[Task material]
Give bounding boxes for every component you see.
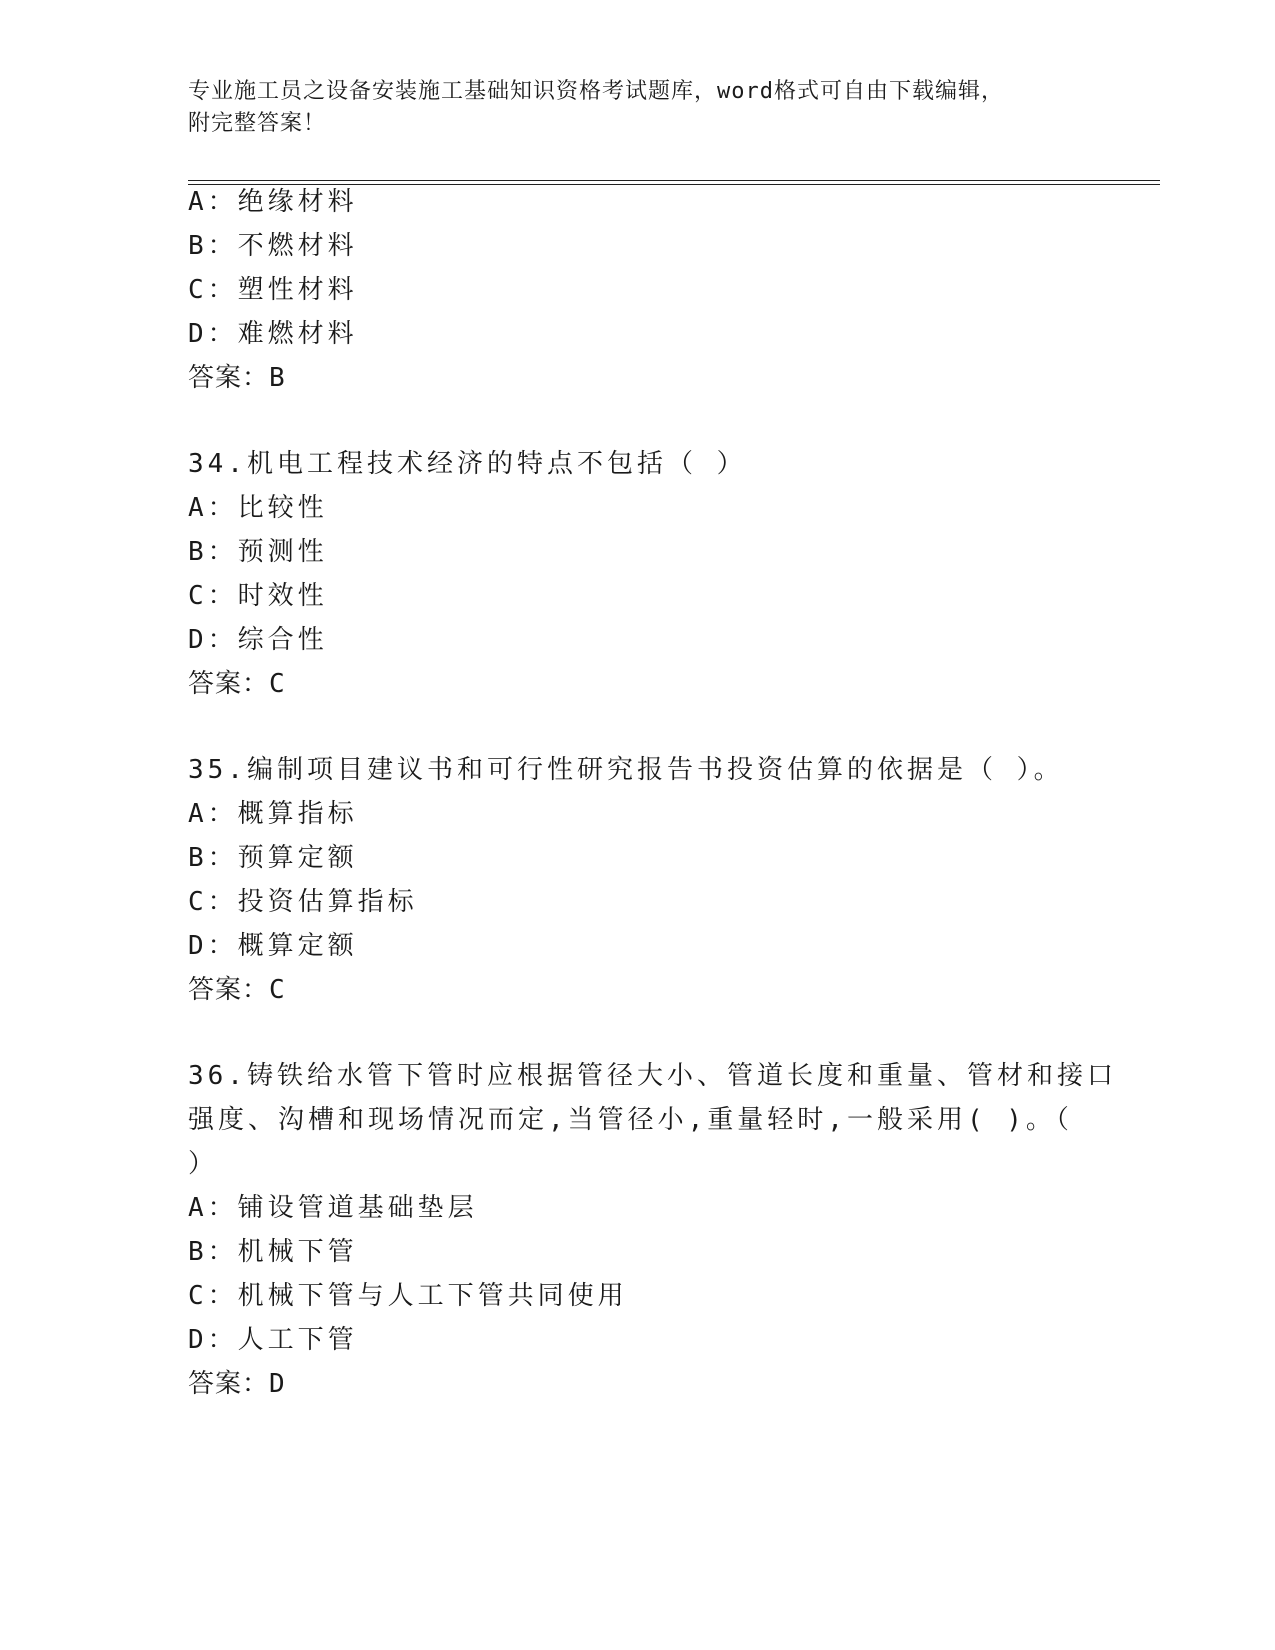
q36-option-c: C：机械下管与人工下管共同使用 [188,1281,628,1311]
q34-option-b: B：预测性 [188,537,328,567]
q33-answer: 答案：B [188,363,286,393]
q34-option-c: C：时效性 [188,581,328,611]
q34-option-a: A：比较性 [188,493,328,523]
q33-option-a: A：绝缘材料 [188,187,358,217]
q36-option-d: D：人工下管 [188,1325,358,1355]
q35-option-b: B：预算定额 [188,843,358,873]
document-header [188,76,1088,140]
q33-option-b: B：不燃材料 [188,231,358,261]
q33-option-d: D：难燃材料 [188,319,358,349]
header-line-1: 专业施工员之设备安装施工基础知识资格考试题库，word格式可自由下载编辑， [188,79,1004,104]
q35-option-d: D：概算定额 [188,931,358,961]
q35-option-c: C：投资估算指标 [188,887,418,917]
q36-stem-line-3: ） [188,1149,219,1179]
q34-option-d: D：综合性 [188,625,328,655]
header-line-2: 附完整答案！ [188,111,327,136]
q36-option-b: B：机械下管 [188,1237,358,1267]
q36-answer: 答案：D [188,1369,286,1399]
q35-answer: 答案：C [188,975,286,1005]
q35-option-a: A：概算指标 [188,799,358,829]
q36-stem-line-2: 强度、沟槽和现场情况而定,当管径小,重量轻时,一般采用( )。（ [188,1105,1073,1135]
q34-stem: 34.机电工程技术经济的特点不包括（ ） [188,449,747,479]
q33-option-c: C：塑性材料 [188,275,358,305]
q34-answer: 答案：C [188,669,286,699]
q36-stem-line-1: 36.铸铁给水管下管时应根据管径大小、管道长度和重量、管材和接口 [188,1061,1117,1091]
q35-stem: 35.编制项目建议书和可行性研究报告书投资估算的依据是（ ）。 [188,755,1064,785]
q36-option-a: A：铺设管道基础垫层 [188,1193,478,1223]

...

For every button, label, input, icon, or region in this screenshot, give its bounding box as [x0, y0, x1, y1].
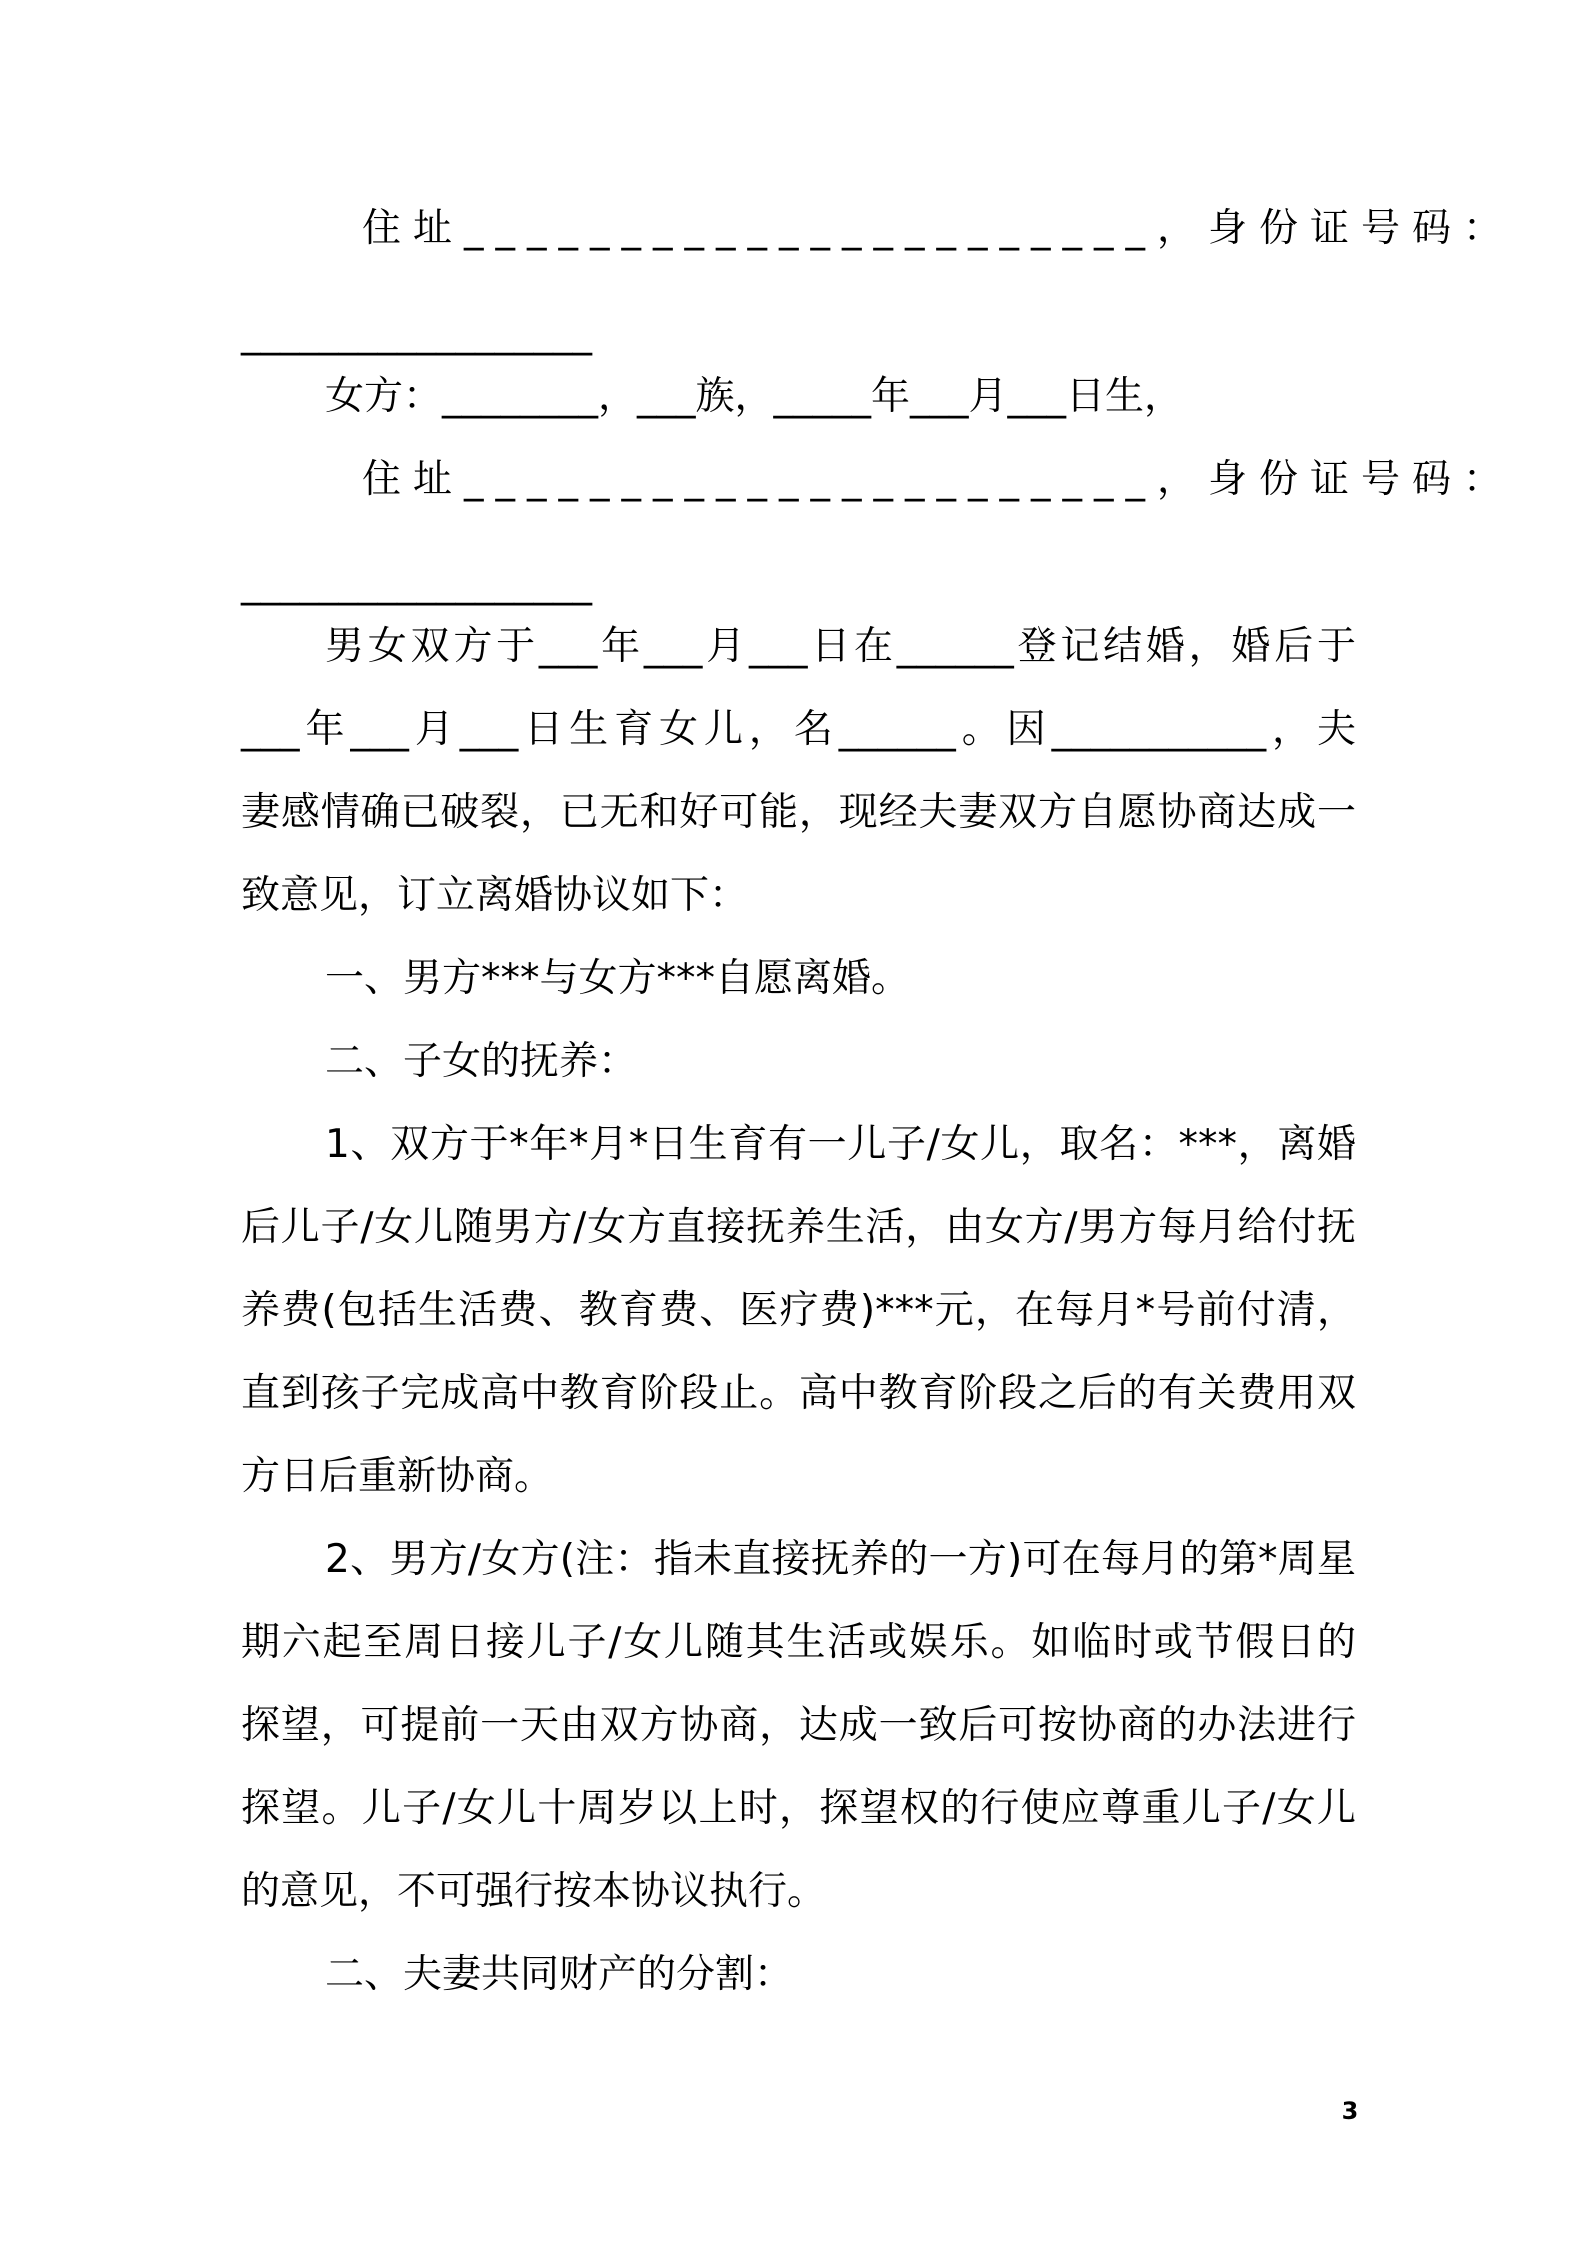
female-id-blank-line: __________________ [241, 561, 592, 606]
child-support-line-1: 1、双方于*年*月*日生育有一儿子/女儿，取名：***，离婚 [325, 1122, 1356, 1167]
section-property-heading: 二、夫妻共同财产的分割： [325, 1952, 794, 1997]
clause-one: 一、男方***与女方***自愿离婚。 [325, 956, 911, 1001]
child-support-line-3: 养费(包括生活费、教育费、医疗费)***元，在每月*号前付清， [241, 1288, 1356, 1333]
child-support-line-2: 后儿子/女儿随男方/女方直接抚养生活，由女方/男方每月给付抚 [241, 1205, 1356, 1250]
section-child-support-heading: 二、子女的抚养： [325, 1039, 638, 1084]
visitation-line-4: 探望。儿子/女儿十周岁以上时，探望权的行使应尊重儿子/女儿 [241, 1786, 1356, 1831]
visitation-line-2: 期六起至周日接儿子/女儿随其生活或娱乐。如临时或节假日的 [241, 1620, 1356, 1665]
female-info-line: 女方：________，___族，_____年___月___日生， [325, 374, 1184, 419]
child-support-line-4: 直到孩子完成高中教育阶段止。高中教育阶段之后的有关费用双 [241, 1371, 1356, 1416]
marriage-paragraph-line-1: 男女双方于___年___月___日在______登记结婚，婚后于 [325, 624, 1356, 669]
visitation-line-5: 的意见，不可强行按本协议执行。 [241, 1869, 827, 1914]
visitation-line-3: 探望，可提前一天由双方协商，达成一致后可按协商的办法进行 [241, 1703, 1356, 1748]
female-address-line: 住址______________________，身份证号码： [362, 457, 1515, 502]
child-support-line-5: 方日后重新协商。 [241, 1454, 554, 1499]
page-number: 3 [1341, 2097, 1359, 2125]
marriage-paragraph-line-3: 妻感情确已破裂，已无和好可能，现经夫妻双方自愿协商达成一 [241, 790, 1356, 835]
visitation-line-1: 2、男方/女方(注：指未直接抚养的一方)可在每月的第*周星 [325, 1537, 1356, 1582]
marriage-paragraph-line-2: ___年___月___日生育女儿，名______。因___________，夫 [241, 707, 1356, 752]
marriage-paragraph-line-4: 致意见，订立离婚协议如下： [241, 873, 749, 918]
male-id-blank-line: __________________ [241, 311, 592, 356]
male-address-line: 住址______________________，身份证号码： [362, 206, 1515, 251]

---

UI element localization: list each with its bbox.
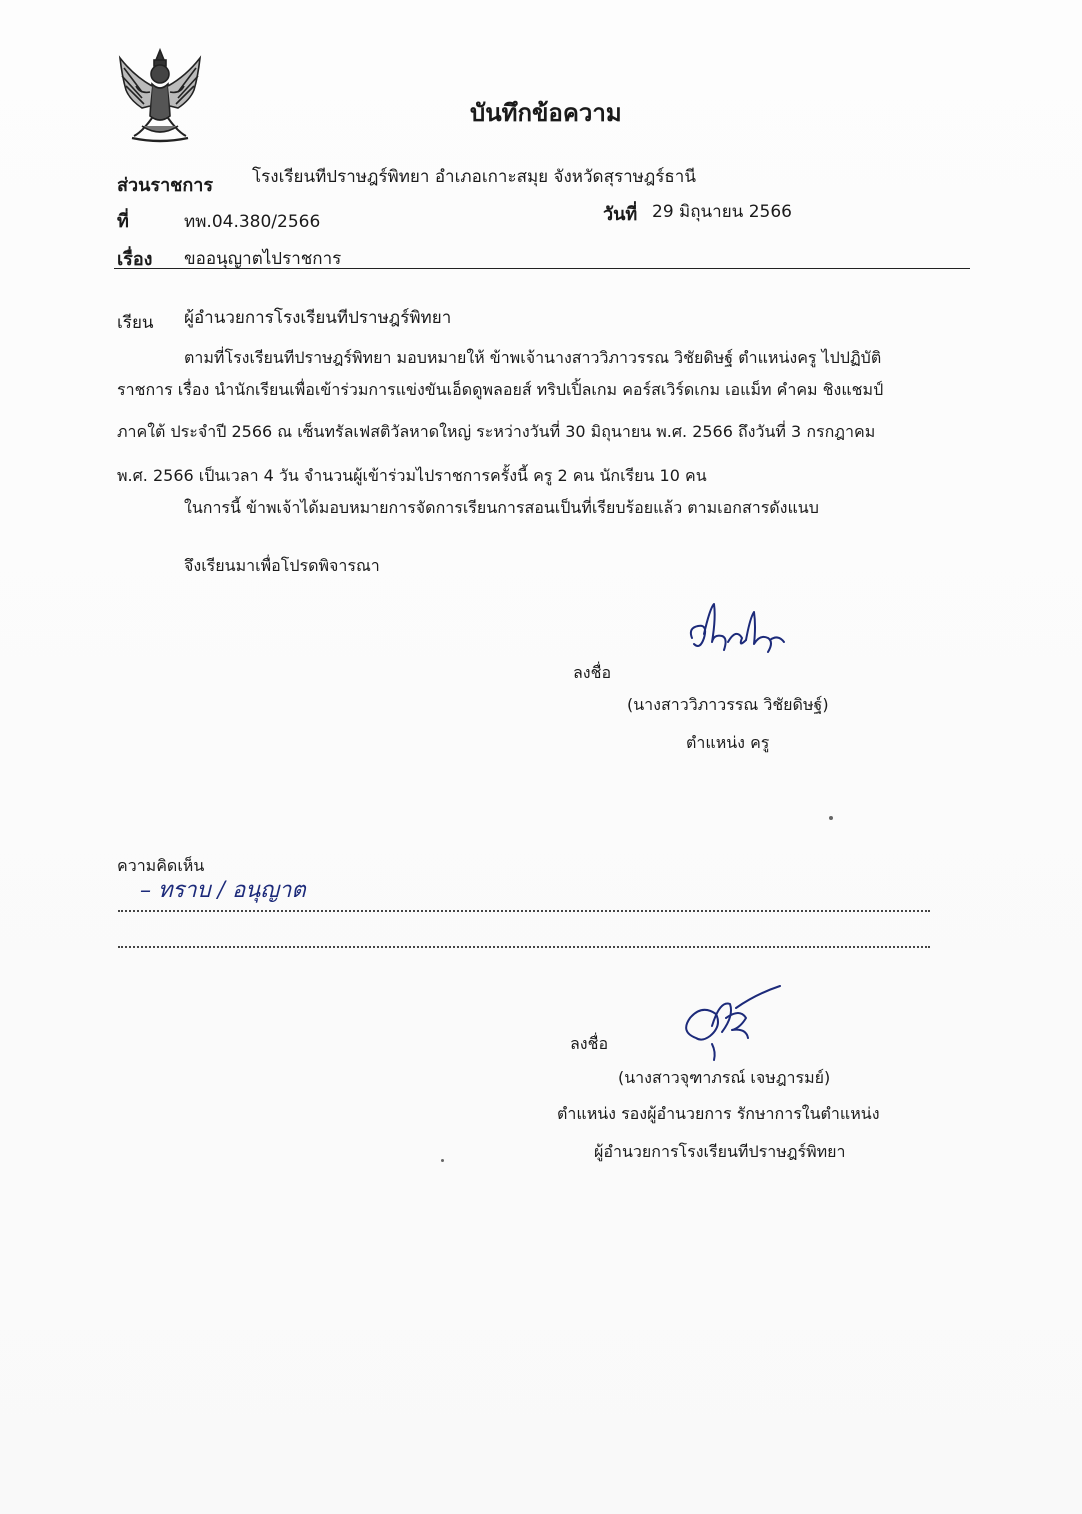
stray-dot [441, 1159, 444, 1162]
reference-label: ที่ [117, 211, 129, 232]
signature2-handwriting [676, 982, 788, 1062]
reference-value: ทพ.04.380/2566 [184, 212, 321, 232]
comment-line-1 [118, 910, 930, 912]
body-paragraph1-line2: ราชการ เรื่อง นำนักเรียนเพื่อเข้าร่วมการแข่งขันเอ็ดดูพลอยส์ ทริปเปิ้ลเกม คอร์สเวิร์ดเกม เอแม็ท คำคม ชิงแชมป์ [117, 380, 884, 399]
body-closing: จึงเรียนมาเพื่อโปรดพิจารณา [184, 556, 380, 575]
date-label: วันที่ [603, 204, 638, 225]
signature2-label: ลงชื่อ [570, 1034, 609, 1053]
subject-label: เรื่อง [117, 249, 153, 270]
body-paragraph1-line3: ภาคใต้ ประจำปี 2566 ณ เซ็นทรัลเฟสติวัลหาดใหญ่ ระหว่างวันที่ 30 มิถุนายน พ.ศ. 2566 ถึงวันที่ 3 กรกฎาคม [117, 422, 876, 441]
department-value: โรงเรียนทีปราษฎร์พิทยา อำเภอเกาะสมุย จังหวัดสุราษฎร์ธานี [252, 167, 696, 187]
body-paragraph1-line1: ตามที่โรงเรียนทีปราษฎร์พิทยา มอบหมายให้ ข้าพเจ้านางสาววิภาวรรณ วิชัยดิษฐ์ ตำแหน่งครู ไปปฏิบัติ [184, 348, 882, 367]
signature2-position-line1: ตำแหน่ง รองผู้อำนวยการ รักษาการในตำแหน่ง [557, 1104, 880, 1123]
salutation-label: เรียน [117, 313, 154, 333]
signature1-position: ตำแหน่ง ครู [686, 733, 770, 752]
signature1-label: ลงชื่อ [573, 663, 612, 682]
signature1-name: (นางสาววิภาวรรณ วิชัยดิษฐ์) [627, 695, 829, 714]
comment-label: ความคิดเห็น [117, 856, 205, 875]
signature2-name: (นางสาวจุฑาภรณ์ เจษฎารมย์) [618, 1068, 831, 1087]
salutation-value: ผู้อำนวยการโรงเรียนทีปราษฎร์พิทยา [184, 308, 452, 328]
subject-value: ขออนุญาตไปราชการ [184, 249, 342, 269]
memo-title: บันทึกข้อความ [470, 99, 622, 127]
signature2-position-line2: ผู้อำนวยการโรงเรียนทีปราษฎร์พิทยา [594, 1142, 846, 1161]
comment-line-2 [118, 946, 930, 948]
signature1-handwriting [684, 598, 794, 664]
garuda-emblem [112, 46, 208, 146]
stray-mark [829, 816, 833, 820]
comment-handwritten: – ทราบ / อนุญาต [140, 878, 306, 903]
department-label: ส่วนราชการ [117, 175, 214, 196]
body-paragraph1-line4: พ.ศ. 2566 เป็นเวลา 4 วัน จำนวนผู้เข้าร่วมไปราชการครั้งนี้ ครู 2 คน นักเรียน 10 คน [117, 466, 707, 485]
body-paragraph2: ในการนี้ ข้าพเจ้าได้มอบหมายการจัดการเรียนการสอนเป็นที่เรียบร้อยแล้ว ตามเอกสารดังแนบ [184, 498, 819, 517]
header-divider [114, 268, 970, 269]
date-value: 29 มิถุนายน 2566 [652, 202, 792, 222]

[Requirement] Copy out the lines starting at the one containing "Give bounding boxes" and ending with the one containing "q36-option-a: A：铺设管道基础垫层 [188,1193,478,1223]", keeping both of those. Omit the picture.

[Complete response]
Give bounding boxes for every component you see.
q36-option-c: C：机械下管与人工下管共同使用 [188,1281,628,1311]
q34-option-b: B：预测性 [188,537,328,567]
q33-answer: 答案：B [188,363,286,393]
q34-option-c: C：时效性 [188,581,328,611]
q34-option-a: A：比较性 [188,493,328,523]
q33-option-a: A：绝缘材料 [188,187,358,217]
q36-option-d: D：人工下管 [188,1325,358,1355]
q35-option-b: B：预算定额 [188,843,358,873]
document-header [188,76,1088,140]
q33-option-b: B：不燃材料 [188,231,358,261]
q33-option-d: D：难燃材料 [188,319,358,349]
header-line-1: 专业施工员之设备安装施工基础知识资格考试题库，word格式可自由下载编辑， [188,79,1004,104]
q35-option-d: D：概算定额 [188,931,358,961]
q35-option-c: C：投资估算指标 [188,887,418,917]
q36-stem-line-3: ） [188,1149,219,1179]
q34-option-d: D：综合性 [188,625,328,655]
header-line-2: 附完整答案！ [188,111,327,136]
q36-option-b: B：机械下管 [188,1237,358,1267]
q36-answer: 答案：D [188,1369,286,1399]
q35-answer: 答案：C [188,975,286,1005]
q35-option-a: A：概算指标 [188,799,358,829]
q36-stem-line-2: 强度、沟槽和现场情况而定,当管径小,重量轻时,一般采用( )。（ [188,1105,1073,1135]
q34-stem: 34.机电工程技术经济的特点不包括（ ） [188,449,747,479]
q33-option-c: C：塑性材料 [188,275,358,305]
q34-answer: 答案：C [188,669,286,699]
q36-stem-line-1: 36.铸铁给水管下管时应根据管径大小、管道长度和重量、管材和接口 [188,1061,1117,1091]
q35-stem: 35.编制项目建议书和可行性研究报告书投资估算的依据是（ ）。 [188,755,1064,785]
q36-option-a: A：铺设管道基础垫层 [188,1193,478,1223]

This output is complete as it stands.